Required task:
Search the listing below for the string "Muhammad" and copy every line where it occurs.

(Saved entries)
————
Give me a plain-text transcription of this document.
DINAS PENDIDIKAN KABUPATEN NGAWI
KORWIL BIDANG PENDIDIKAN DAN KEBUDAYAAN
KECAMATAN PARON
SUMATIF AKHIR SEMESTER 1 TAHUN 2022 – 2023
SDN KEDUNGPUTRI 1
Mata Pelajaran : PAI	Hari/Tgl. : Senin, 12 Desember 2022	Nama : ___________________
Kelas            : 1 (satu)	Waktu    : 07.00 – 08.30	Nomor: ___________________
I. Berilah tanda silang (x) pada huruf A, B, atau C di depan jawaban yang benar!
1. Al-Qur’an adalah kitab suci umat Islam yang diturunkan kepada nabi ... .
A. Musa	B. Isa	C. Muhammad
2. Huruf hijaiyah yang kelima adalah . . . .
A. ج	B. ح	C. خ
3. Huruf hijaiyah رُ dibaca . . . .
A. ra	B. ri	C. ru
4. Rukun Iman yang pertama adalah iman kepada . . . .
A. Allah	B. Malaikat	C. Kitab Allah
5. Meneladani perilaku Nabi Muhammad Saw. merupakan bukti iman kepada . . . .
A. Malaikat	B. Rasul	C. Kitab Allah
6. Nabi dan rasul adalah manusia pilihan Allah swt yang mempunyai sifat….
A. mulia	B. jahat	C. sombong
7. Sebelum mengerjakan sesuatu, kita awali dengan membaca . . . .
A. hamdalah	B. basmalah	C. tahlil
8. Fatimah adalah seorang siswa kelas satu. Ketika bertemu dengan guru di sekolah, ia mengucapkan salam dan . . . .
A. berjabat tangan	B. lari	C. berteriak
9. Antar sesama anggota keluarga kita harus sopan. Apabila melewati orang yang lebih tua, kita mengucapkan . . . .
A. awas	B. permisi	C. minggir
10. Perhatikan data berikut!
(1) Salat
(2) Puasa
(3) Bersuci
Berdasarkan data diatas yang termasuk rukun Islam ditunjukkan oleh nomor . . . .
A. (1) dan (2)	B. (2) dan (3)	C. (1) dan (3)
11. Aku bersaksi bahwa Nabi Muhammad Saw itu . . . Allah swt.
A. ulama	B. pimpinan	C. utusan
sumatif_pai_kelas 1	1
————
The completed task:
A. Musa	B. Isa	C. Muhammad
5. Meneladani perilaku Nabi Muhammad Saw. merupakan bukti iman kepada . . . .
11. Aku bersaksi bahwa Nabi Muhammad Saw itu . . . Allah swt.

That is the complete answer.